**REQUIREMENT:** Provide an exact copy of the data, excluding the images.

**EXERCISE MATERIAL:**

-------------------------

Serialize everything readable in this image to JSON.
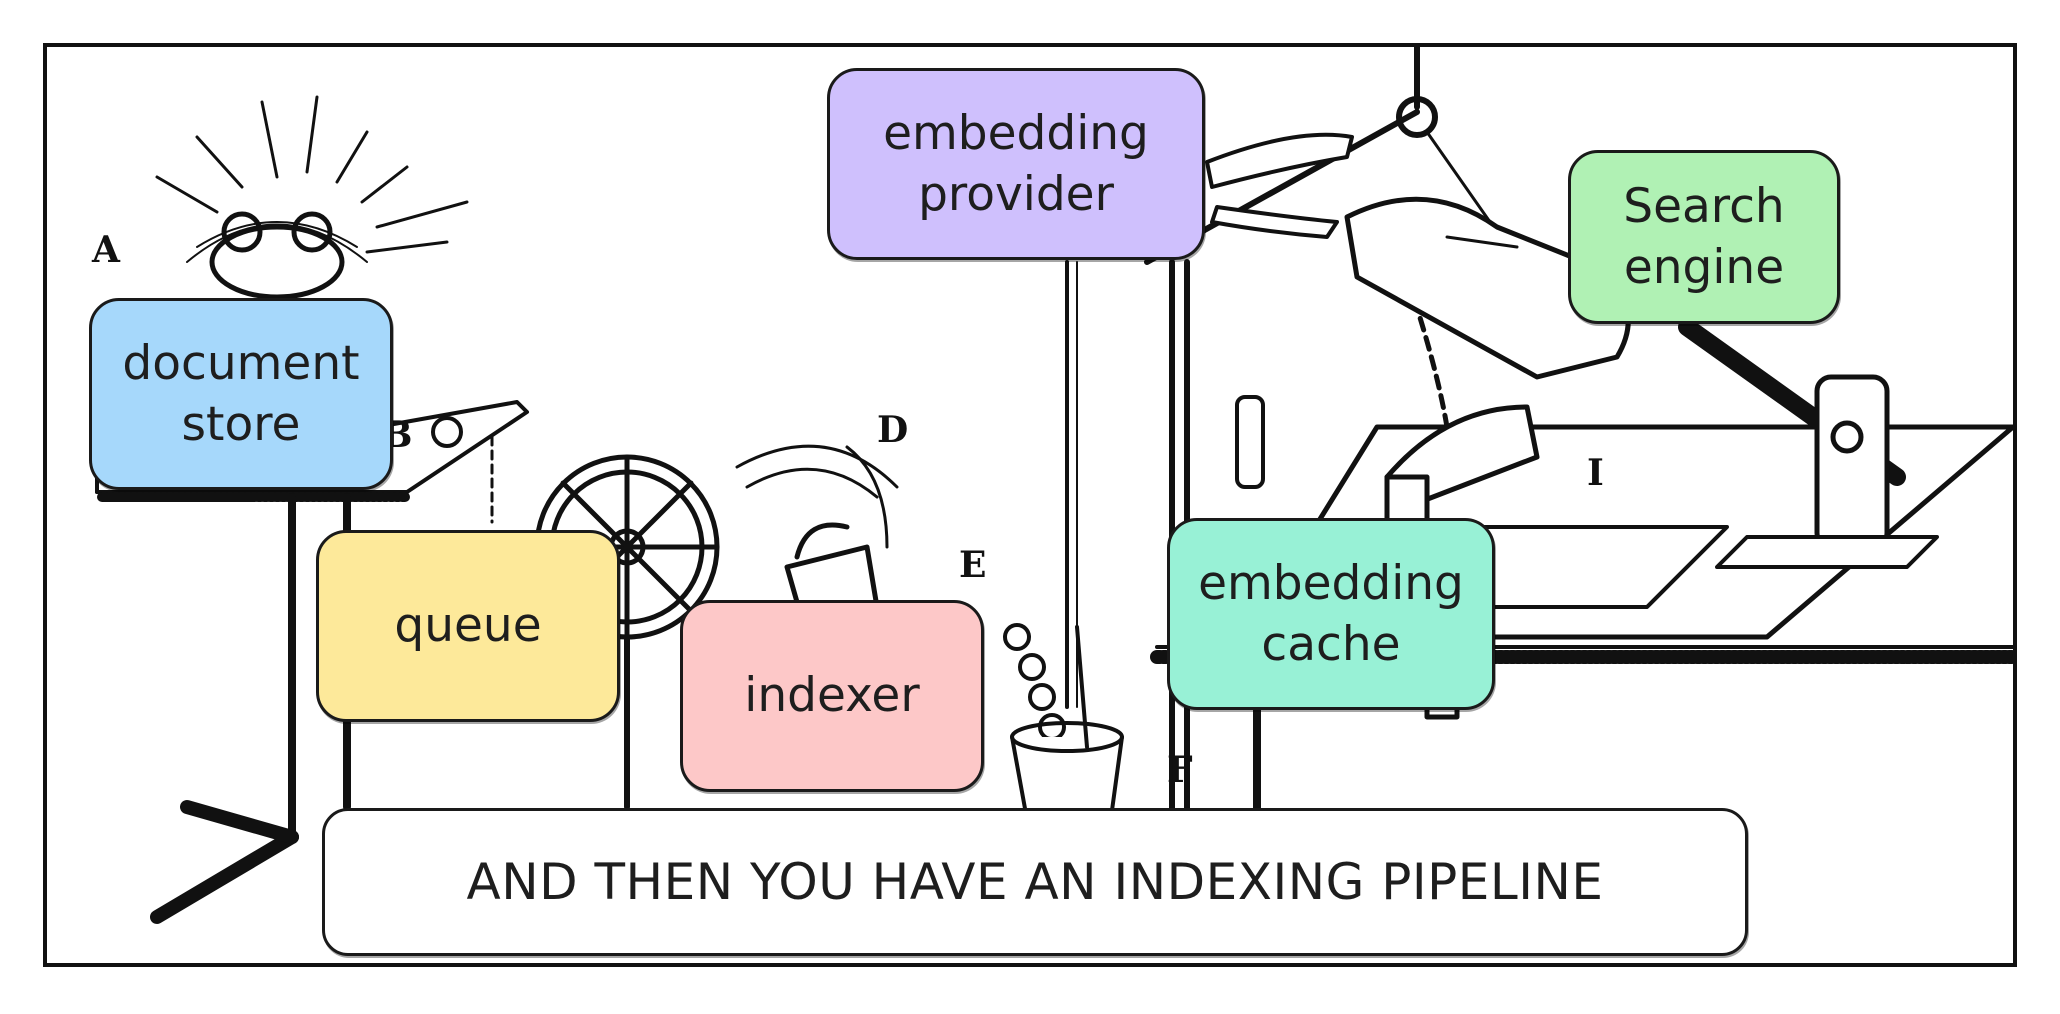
{
  "labels": {
    "document_store": "document\nstore",
    "queue": "queue",
    "indexer": "indexer",
    "embedding_provider": "embedding\nprovider",
    "embedding_cache": "embedding\ncache",
    "search_engine": "Search\nengine"
  },
  "caption": "AND THEN YOU HAVE AN INDEXING PIPELINE",
  "illustration_letters": [
    "A",
    "B",
    "D",
    "E",
    "F",
    "I"
  ],
  "colors": {
    "document_store": "#a6d8fb",
    "queue": "#fde99a",
    "indexer": "#fdc8c8",
    "embedding_provider": "#cfc0fd",
    "embedding_cache": "#98f1d6",
    "search_engine": "#b0f1b4"
  }
}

-------------------------

**WORKED SOLUTION:**
Serialize everything readable in this image to JSON.
{
  "labels": {
    "document_store": "document\nstore",
    "queue": "queue",
    "indexer": "indexer",
    "embedding_provider": "embedding\nprovider",
    "embedding_cache": "embedding\ncache",
    "search_engine": "Search\nengine"
  },
  "caption": "AND THEN YOU HAVE AN INDEXING PIPELINE",
  "illustration_letters": [
    "A",
    "B",
    "D",
    "E",
    "F",
    "I"
  ],
  "colors": {
    "document_store": "#a6d8fb",
    "queue": "#fde99a",
    "indexer": "#fdc8c8",
    "embedding_provider": "#cfc0fd",
    "embedding_cache": "#98f1d6",
    "search_engine": "#b0f1b4"
  }
}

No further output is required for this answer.